* Provided records:
↓↓↓

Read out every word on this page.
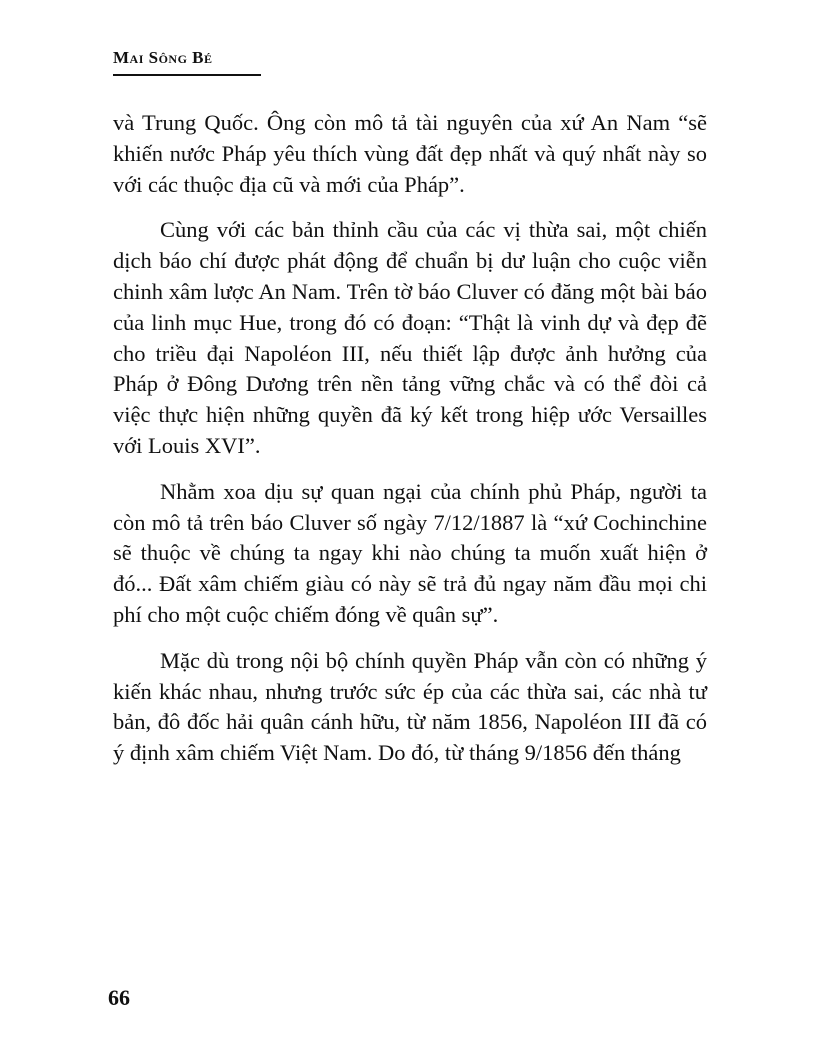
Mai Sông Bé

và Trung Quốc. Ông còn mô tả tài nguyên của xứ An Nam “sẽ khiến nước Pháp yêu thích vùng đất đẹp nhất và quý nhất này so với các thuộc địa cũ và mới của Pháp”.

Cùng với các bản thỉnh cầu của các vị thừa sai, một chiến dịch báo chí được phát động để chuẩn bị dư luận cho cuộc viễn chinh xâm lược An Nam. Trên tờ báo Cluver có đăng một bài báo của linh mục Hue, trong đó có đoạn: “Thật là vinh dự và đẹp đẽ cho triều đại Napoléon III, nếu thiết lập được ảnh hưởng của Pháp ở Đông Dương trên nền tảng vững chắc và có thể đòi cả việc thực hiện những quyền đã ký kết trong hiệp ước Versailles với Louis XVI”.

Nhằm xoa dịu sự quan ngại của chính phủ Pháp, người ta còn mô tả trên báo Cluver số ngày 7/12/1887 là “xứ Cochinchine sẽ thuộc về chúng ta ngay khi nào chúng ta muốn xuất hiện ở đó... Đất xâm chiếm giàu có này sẽ trả đủ ngay năm đầu mọi chi phí cho một cuộc chiếm đóng về quân sự”.

Mặc dù trong nội bộ chính quyền Pháp vẫn còn có những ý kiến khác nhau, nhưng trước sức ép của các thừa sai, các nhà tư bản, đô đốc hải quân cánh hữu, từ năm 1856, Napoléon III đã có ý định xâm chiếm Việt Nam. Do đó, từ tháng 9/1856 đến tháng

66
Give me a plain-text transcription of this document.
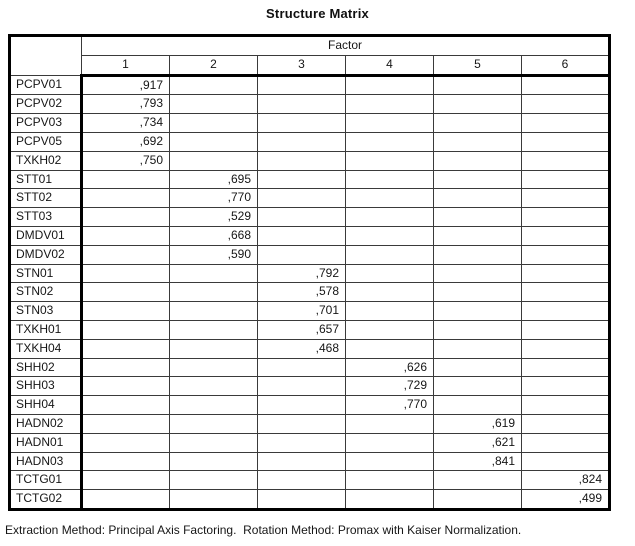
Structure Matrix
	Factor					
	1	2	3	4	5	6
PCPV01	,917					
PCPV02	,793					
PCPV03	,734					
PCPV05	,692					
TXKH02	,750					
STT01		,695				
STT02		,770				
STT03		,529				
DMDV01		,668				
DMDV02		,590				
STN01			,792			
STN02			,578			
STN03			,701			
TXKH01			,657			
TXKH04			,468			
SHH02				,626		
SHH03				,729		
SHH04				,770		
HADN02					,619	
HADN01					,621	
HADN03					,841	
TCTG01						,824
TCTG02						,499
Extraction Method: Principal Axis Factoring.  Rotation Method: Promax with Kaiser Normalization.
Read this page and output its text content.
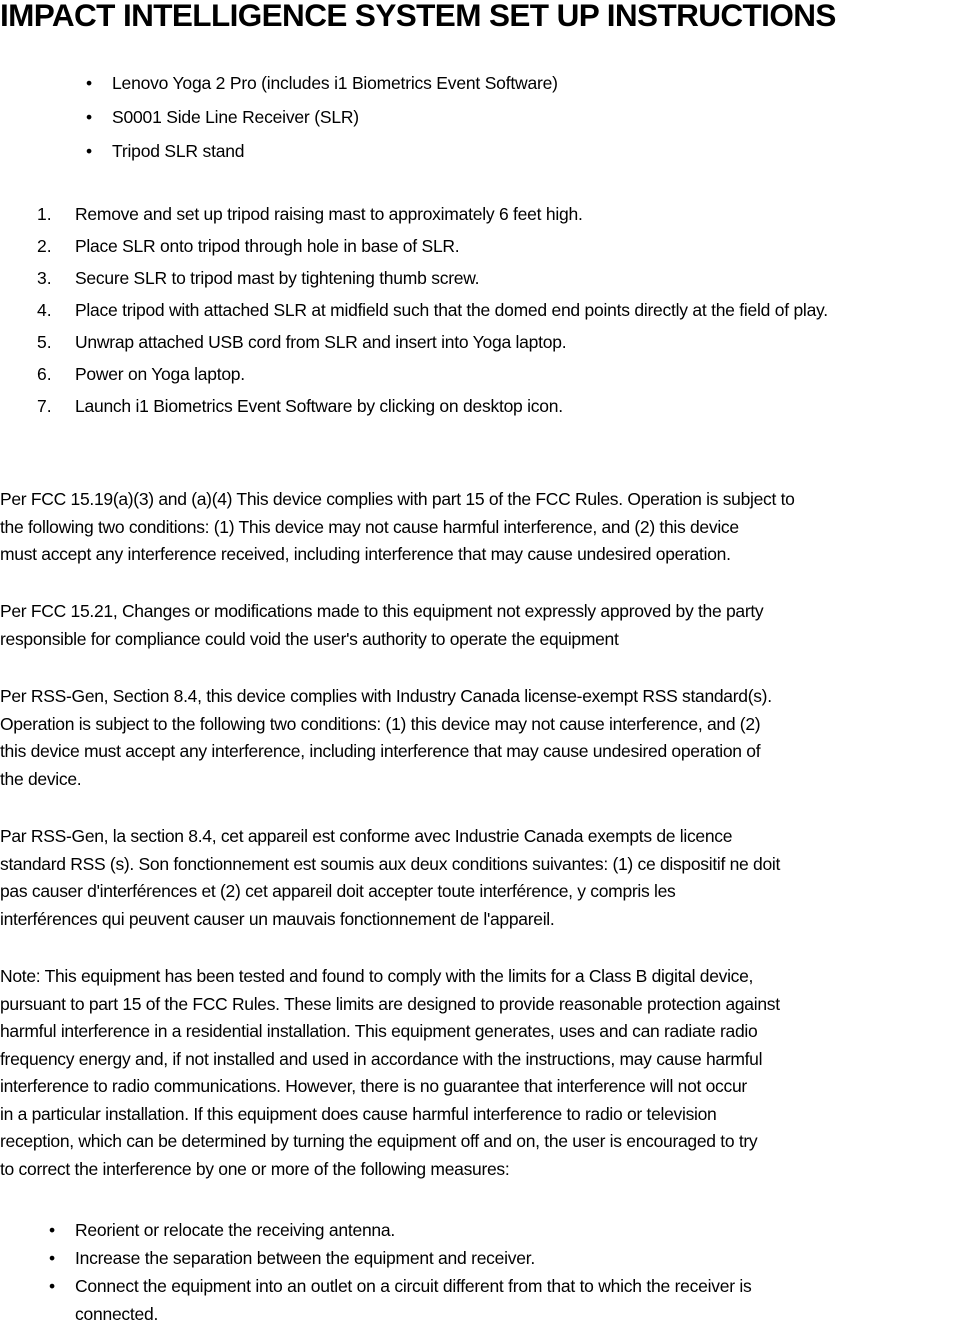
IMPACT INTELLIGENCE SYSTEM SET UP INSTRUCTIONS
• Lenovo Yoga 2 Pro (includes i1 Biometrics Event Software)
• S0001 Side Line Receiver (SLR)
• Tripod SLR stand
1. Remove and set up tripod raising mast to approximately 6 feet high.
2. Place SLR onto tripod through hole in base of SLR.
3. Secure SLR to tripod mast by tightening thumb screw.
4. Place tripod with attached SLR at midfield such that the domed end points directly at the field of play.
5. Unwrap attached USB cord from SLR and insert into Yoga laptop.
6. Power on Yoga laptop.
7. Launch i1 Biometrics Event Software by clicking on desktop icon.

Per FCC 15.19(a)(3) and (a)(4) This device complies with part 15 of the FCC Rules. Operation is subject to
the following two conditions: (1) This device may not cause harmful interference, and (2) this device
must accept any interference received, including interference that may cause undesired operation.

Per FCC 15.21, Changes or modifications made to this equipment not expressly approved by the party
responsible for compliance could void the user's authority to operate the equipment

Per RSS-Gen, Section 8.4, this device complies with Industry Canada license-exempt RSS standard(s).
Operation is subject to the following two conditions: (1) this device may not cause interference, and (2)
this device must accept any interference, including interference that may cause undesired operation of
the device.

Par RSS-Gen, la section 8.4, cet appareil est conforme avec Industrie Canada exempts de licence
standard RSS (s). Son fonctionnement est soumis aux deux conditions suivantes: (1) ce dispositif ne doit
pas causer d'interférences et (2) cet appareil doit accepter toute interférence, y compris les
interférences qui peuvent causer un mauvais fonctionnement de l'appareil.

Note: This equipment has been tested and found to comply with the limits for a Class B digital device,
pursuant to part 15 of the FCC Rules. These limits are designed to provide reasonable protection against
harmful interference in a residential installation. This equipment generates, uses and can radiate radio
frequency energy and, if not installed and used in accordance with the instructions, may cause harmful
interference to radio communications. However, there is no guarantee that interference will not occur
in a particular installation. If this equipment does cause harmful interference to radio or television
reception, which can be determined by turning the equipment off and on, the user is encouraged to try
to correct the interference by one or more of the following measures:

• Reorient or relocate the receiving antenna.
• Increase the separation between the equipment and receiver.
• Connect the equipment into an outlet on a circuit different from that to which the receiver is
connected.
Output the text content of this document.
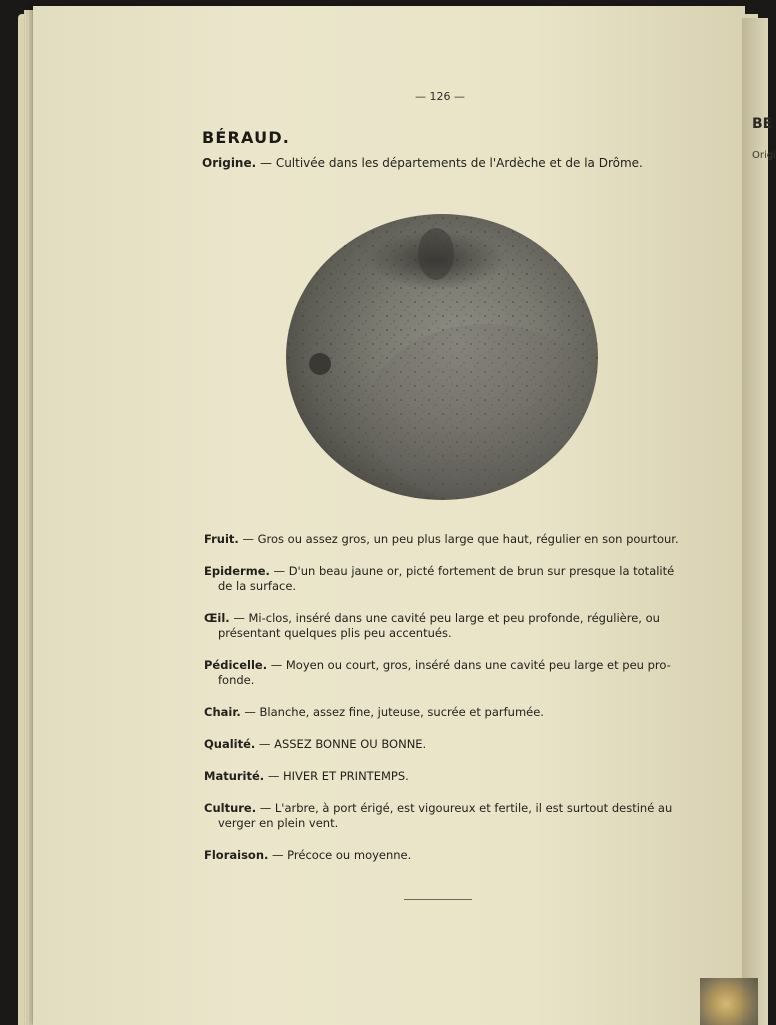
BE
Origi
— 126 —
BÉRAUD.
Origine. — Cultivée dans les départements de l'Ardèche et de la Drôme.
Fruit. — Gros ou assez gros, un peu plus large que haut, régulier en son pourtour.
Epiderme. — D'un beau jaune or, picté fortement de brun sur presque la totalité
de la surface.
Œil. — Mi-clos, inséré dans une cavité peu large et peu profonde, régulière, ou
présentant quelques plis peu accentués.
Pédicelle. — Moyen ou court, gros, inséré dans une cavité peu large et peu pro-
fonde.
Chair. — Blanche, assez fine, juteuse, sucrée et parfumée.
Qualité. — ASSEZ BONNE OU BONNE.
Maturité. — HIVER ET PRINTEMPS.
Culture. — L'arbre, à port érigé, est vigoureux et fertile, il est surtout destiné au
verger en plein vent.
Floraison. — Précoce ou moyenne.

↑↑↑

* Task: Leave the pictures out. Extract exactly the lines running from the one with "Output the text content of this document." through the last entry, both ends included.

* Solution:
Output the text content of this document.
BE
Origi
— 126 —
BÉRAUD.
Origine. — Cultivée dans les départements de l'Ardèche et de la Drôme.
Fruit. — Gros ou assez gros, un peu plus large que haut, régulier en son pourtour.
Epiderme. — D'un beau jaune or, picté fortement de brun sur presque la totalité
de la surface.
Œil. — Mi-clos, inséré dans une cavité peu large et peu profonde, régulière, ou
présentant quelques plis peu accentués.
Pédicelle. — Moyen ou court, gros, inséré dans une cavité peu large et peu pro-
fonde.
Chair. — Blanche, assez fine, juteuse, sucrée et parfumée.
Qualité. — ASSEZ BONNE OU BONNE.
Maturité. — HIVER ET PRINTEMPS.
Culture. — L'arbre, à port érigé, est vigoureux et fertile, il est surtout destiné au
verger en plein vent.
Floraison. — Précoce ou moyenne.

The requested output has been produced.